Task to complete
Copy out the items word for word, starting at the beginning of the records and continuing through the line that contains "- xtick-label: 395sqm: [398, 416, 410, 466]".

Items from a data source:
####

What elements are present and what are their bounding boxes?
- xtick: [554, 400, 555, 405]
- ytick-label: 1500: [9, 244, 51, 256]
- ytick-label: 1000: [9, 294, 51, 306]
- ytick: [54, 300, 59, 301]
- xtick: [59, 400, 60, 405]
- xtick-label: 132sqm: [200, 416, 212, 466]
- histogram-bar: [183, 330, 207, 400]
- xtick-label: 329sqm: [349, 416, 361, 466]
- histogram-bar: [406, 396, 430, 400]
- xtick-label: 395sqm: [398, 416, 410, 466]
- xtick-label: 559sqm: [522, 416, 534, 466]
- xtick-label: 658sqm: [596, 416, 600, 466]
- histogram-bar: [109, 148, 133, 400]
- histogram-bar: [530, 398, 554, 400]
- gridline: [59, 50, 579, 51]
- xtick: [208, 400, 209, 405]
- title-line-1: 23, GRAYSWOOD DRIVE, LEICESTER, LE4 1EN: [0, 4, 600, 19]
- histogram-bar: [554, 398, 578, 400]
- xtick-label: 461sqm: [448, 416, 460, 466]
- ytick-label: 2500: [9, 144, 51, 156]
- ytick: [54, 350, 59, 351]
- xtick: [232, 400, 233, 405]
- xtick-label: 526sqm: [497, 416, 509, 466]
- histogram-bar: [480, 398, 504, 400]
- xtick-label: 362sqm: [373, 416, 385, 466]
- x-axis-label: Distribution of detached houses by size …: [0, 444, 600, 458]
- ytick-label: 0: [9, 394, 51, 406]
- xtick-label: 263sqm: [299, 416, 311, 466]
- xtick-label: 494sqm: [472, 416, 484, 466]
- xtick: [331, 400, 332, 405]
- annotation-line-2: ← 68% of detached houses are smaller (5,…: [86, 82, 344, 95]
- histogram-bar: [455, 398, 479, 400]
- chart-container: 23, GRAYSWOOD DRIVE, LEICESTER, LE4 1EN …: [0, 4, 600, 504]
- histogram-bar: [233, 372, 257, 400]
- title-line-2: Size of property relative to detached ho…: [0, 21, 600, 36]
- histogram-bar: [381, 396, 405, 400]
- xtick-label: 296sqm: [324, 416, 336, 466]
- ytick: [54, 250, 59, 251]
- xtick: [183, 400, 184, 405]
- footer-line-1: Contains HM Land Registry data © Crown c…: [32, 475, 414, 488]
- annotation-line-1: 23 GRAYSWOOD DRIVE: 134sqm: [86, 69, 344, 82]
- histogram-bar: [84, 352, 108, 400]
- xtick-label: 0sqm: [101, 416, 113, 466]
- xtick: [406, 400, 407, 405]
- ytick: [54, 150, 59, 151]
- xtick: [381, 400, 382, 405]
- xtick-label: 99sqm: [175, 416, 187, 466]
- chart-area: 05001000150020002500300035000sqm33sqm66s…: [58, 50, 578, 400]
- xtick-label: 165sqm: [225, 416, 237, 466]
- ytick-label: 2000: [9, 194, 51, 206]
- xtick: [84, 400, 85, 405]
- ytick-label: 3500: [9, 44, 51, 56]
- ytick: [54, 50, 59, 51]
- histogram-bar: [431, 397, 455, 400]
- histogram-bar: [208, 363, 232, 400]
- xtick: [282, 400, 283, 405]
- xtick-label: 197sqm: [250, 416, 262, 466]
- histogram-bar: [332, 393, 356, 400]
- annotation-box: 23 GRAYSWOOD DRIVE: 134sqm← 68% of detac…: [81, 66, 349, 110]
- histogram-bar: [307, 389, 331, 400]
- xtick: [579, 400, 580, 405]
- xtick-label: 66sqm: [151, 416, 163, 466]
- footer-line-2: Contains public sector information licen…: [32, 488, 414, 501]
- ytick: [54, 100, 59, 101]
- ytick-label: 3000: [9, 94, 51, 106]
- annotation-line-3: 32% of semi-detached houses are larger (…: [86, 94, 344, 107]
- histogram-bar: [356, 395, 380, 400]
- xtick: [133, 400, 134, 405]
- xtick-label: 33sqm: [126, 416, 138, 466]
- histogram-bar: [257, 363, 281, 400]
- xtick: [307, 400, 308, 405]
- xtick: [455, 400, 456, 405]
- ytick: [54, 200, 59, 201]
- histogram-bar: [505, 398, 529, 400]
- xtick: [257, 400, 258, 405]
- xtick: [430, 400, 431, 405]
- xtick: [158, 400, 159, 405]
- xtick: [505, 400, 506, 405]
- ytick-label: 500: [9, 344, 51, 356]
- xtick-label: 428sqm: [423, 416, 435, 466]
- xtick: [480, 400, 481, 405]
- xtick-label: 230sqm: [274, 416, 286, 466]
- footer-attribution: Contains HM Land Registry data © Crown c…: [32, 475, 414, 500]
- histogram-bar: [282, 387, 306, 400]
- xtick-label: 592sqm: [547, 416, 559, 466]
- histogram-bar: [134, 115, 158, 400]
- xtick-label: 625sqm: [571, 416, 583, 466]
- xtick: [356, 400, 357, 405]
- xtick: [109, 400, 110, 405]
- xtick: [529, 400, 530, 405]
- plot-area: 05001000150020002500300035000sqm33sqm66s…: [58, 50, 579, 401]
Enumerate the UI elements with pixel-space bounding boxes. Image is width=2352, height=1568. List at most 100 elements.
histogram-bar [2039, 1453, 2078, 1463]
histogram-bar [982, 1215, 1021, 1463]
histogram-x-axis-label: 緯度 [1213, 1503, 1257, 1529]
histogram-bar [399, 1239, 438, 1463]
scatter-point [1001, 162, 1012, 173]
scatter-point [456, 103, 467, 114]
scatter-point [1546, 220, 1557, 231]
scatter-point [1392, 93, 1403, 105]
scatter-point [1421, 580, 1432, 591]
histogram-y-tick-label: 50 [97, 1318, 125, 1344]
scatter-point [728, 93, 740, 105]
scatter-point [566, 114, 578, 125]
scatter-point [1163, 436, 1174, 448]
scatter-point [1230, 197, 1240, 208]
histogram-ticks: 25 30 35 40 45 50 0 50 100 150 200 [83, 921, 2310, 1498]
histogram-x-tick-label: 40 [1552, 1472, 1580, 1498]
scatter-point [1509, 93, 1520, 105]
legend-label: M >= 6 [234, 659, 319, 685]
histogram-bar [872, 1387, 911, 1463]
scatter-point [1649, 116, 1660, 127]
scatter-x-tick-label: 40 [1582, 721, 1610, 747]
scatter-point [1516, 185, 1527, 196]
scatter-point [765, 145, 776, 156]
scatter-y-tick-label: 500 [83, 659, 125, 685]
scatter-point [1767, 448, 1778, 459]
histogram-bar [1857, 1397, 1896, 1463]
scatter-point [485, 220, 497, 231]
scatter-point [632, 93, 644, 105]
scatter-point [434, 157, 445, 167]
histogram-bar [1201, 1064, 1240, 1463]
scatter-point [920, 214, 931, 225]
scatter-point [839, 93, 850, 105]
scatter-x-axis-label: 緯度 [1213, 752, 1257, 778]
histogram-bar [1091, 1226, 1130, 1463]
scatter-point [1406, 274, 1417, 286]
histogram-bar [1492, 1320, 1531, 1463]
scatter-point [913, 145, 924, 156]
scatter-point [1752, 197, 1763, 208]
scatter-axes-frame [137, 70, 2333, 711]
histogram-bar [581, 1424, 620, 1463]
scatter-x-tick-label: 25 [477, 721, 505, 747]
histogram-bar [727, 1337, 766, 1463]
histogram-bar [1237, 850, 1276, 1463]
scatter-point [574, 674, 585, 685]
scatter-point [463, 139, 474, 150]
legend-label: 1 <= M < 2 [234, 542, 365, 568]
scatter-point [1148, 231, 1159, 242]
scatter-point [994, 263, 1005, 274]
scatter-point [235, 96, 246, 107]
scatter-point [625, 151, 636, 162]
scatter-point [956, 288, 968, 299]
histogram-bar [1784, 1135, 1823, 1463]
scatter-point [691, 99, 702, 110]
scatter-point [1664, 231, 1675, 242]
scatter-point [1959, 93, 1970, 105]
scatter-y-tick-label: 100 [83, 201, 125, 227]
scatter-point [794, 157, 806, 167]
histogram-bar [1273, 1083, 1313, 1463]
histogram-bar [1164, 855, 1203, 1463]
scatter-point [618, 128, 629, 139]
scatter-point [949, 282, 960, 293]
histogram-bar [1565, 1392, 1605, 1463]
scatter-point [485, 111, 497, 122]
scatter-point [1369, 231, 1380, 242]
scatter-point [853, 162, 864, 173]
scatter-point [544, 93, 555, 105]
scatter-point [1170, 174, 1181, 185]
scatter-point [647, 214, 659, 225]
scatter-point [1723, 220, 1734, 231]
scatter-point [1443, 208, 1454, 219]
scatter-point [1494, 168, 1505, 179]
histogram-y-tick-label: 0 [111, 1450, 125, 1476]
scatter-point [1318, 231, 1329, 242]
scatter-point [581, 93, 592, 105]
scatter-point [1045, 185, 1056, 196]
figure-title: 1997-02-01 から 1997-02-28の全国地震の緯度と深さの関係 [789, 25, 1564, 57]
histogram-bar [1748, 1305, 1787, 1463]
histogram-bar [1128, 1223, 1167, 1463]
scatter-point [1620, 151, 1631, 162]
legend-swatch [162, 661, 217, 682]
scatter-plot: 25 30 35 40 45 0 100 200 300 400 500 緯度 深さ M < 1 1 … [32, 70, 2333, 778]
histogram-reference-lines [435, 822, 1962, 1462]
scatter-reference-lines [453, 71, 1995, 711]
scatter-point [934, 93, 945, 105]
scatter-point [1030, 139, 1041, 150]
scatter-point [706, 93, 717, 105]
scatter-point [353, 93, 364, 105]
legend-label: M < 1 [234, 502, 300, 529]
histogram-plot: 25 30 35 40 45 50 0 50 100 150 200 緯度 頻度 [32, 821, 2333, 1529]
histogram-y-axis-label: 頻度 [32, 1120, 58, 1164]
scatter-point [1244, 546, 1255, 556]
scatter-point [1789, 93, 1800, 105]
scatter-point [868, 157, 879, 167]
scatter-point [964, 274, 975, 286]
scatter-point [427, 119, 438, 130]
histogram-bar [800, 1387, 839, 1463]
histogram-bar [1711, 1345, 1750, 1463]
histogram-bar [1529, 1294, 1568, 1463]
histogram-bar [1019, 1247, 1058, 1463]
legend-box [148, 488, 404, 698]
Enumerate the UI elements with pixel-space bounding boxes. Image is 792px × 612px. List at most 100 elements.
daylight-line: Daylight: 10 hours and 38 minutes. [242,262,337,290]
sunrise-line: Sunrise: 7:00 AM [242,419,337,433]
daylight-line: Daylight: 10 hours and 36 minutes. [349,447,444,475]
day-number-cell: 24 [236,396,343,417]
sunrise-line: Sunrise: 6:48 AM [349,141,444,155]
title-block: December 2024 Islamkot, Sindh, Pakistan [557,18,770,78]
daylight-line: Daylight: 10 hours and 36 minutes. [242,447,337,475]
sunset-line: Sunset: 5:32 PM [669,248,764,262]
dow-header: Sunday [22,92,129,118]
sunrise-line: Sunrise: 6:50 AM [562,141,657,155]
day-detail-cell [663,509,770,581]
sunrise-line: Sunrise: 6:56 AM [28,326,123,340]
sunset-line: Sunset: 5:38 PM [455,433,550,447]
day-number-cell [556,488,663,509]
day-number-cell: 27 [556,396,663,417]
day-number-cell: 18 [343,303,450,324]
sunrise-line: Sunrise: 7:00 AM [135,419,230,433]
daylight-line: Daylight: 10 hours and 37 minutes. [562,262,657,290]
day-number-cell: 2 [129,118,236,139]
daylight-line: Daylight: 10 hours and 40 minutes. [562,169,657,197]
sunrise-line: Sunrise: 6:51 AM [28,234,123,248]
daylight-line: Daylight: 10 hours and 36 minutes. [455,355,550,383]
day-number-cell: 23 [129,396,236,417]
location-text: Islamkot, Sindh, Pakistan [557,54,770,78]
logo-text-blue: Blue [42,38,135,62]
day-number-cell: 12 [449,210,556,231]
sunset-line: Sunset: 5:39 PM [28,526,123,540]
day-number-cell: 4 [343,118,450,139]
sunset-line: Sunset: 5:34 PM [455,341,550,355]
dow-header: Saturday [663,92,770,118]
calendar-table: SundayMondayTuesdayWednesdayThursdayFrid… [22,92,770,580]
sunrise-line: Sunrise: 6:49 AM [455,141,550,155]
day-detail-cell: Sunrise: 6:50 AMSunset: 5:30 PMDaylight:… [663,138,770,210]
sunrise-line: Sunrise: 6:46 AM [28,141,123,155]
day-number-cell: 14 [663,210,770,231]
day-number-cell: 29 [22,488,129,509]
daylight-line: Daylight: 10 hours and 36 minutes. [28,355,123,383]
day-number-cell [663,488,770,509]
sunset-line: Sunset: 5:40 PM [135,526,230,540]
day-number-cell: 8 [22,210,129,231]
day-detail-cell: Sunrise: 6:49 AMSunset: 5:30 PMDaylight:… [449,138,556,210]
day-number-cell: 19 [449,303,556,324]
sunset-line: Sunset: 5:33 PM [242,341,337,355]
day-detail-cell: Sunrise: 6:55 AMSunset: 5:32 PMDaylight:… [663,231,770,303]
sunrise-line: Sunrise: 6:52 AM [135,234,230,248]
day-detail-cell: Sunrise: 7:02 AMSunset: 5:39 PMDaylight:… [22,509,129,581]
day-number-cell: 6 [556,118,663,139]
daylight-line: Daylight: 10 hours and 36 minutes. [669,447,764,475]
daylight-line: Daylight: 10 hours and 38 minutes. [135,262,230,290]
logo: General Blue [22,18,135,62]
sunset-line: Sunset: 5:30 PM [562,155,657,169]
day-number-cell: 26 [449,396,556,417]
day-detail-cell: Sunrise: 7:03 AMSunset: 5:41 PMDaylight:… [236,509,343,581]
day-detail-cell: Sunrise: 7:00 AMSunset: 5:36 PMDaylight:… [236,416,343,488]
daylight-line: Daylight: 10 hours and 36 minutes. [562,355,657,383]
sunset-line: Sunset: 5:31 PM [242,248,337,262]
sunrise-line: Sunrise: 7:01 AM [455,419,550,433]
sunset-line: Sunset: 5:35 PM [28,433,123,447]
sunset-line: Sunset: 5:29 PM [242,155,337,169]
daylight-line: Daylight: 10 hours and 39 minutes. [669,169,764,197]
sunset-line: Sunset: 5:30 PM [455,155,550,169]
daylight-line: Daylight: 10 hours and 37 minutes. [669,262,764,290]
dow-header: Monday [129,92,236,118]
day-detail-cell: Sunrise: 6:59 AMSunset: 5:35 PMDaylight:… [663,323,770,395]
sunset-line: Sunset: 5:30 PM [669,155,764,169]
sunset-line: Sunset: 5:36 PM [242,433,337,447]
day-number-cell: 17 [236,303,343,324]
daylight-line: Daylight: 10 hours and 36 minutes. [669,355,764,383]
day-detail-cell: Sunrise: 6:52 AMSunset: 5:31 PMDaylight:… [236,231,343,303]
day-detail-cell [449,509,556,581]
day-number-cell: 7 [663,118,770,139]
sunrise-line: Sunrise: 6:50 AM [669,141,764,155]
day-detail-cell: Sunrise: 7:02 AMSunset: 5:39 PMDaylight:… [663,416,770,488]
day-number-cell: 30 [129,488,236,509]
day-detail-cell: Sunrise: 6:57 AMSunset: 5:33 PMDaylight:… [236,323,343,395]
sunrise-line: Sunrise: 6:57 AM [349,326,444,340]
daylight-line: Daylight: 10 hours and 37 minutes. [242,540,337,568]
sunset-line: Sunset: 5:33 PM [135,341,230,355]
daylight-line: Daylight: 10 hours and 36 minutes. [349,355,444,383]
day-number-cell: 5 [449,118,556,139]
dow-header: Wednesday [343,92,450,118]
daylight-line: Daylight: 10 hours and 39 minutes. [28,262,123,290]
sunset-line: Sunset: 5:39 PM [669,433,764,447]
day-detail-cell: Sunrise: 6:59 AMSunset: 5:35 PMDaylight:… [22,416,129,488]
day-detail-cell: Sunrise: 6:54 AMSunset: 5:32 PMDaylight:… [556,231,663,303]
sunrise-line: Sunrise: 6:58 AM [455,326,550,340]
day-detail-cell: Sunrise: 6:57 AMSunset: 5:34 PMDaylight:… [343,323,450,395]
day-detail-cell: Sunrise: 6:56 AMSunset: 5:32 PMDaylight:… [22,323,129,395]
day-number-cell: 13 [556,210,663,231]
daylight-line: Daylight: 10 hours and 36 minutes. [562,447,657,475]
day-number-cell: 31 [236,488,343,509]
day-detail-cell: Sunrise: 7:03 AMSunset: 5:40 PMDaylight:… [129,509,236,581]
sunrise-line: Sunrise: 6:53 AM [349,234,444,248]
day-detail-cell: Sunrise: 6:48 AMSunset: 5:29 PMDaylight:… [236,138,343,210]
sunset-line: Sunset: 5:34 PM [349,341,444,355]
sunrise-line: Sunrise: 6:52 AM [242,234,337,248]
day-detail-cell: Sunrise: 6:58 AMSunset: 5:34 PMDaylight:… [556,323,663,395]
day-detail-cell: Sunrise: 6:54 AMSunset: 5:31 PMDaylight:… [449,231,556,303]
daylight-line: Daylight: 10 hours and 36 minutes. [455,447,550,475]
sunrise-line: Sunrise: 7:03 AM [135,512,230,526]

####

Solution
What elements are present and what are their bounding boxes?
- xtick: [554, 400, 555, 405]
- ytick-label: 1500: [9, 244, 51, 256]
- ytick-label: 1000: [9, 294, 51, 306]
- ytick: [54, 300, 59, 301]
- xtick: [59, 400, 60, 405]
- xtick-label: 132sqm: [200, 416, 212, 466]
- histogram-bar: [183, 330, 207, 400]
- xtick-label: 329sqm: [349, 416, 361, 466]
- histogram-bar: [406, 396, 430, 400]
- xtick-label: 395sqm: [398, 416, 410, 466]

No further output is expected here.